[Saved entries]:
###
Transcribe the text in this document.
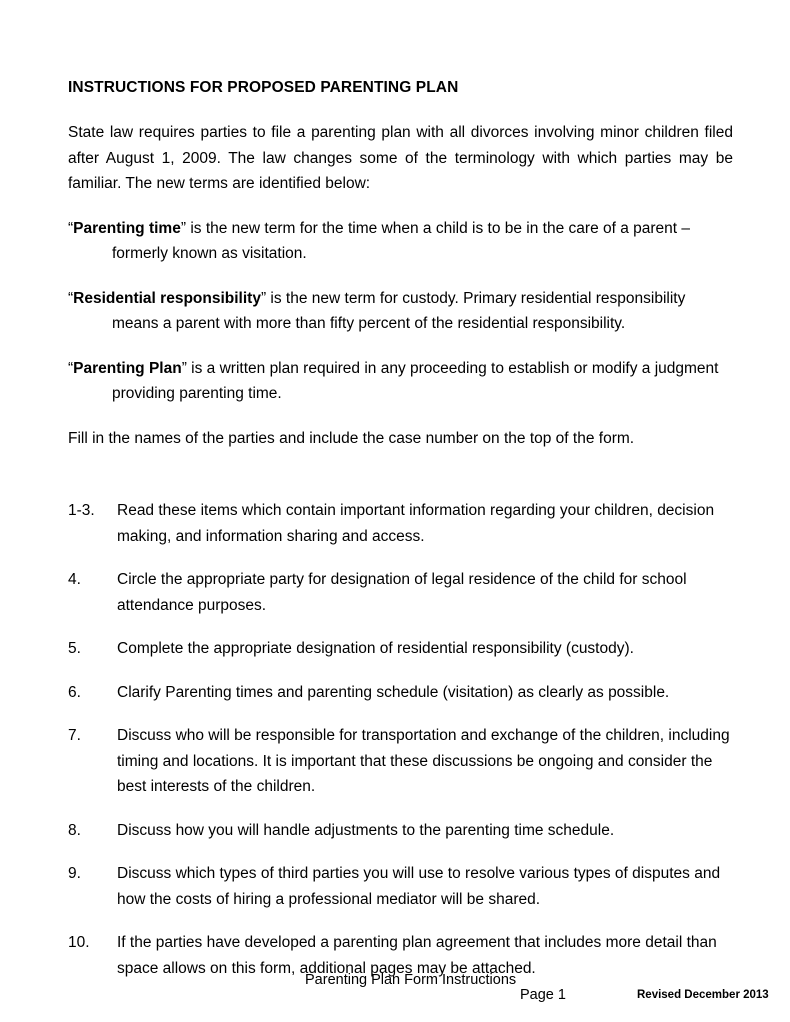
INSTRUCTIONS FOR PROPOSED PARENTING PLAN

State law requires parties to file a parenting plan with all divorces involving minor children filed after August 1, 2009. The law changes some of the terminology with which parties may be familiar. The new terms are identified below:

“Parenting time” is the new term for the time when a child is to be in the care of a parent – formerly known as visitation.

“Residential responsibility” is the new term for custody. Primary residential responsibility means a parent with more than fifty percent of the residential responsibility.

“Parenting Plan” is a written plan required in any proceeding to establish or modify a judgment providing parenting time.

Fill in the names of the parties and include the case number on the top of the form.

1-3.	Read these items which contain important information regarding your children, decision making, and information sharing and access.
4.	Circle the appropriate party for designation of legal residence of the child for school attendance purposes.
5.	Complete the appropriate designation of residential responsibility (custody).
6.	Clarify Parenting times and parenting schedule (visitation) as clearly as possible.
7.	Discuss who will be responsible for transportation and exchange of the children, including timing and locations. It is important that these discussions be ongoing and consider the best interests of the children.
8.	Discuss how you will handle adjustments to the parenting time schedule.
9.	Discuss which types of third parties you will use to resolve various types of disputes and how the costs of hiring a professional mediator will be shared.
10.	If the parties have developed a parenting plan agreement that includes more detail than space allows on this form, additional pages may be attached.
Parenting Plan Form Instructions
Page 1	Revised December 2013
###
[What you are asked to do]: Pick out all lines containing the string "more".

[In response]:
“Residential responsibility” is the new term for custody. Primary residential responsibility means a parent with more than fifty percent of the residential responsibility.
10.	If the parties have developed a parenting plan agreement that includes more detail than space allows on this form, additional pages may be attached.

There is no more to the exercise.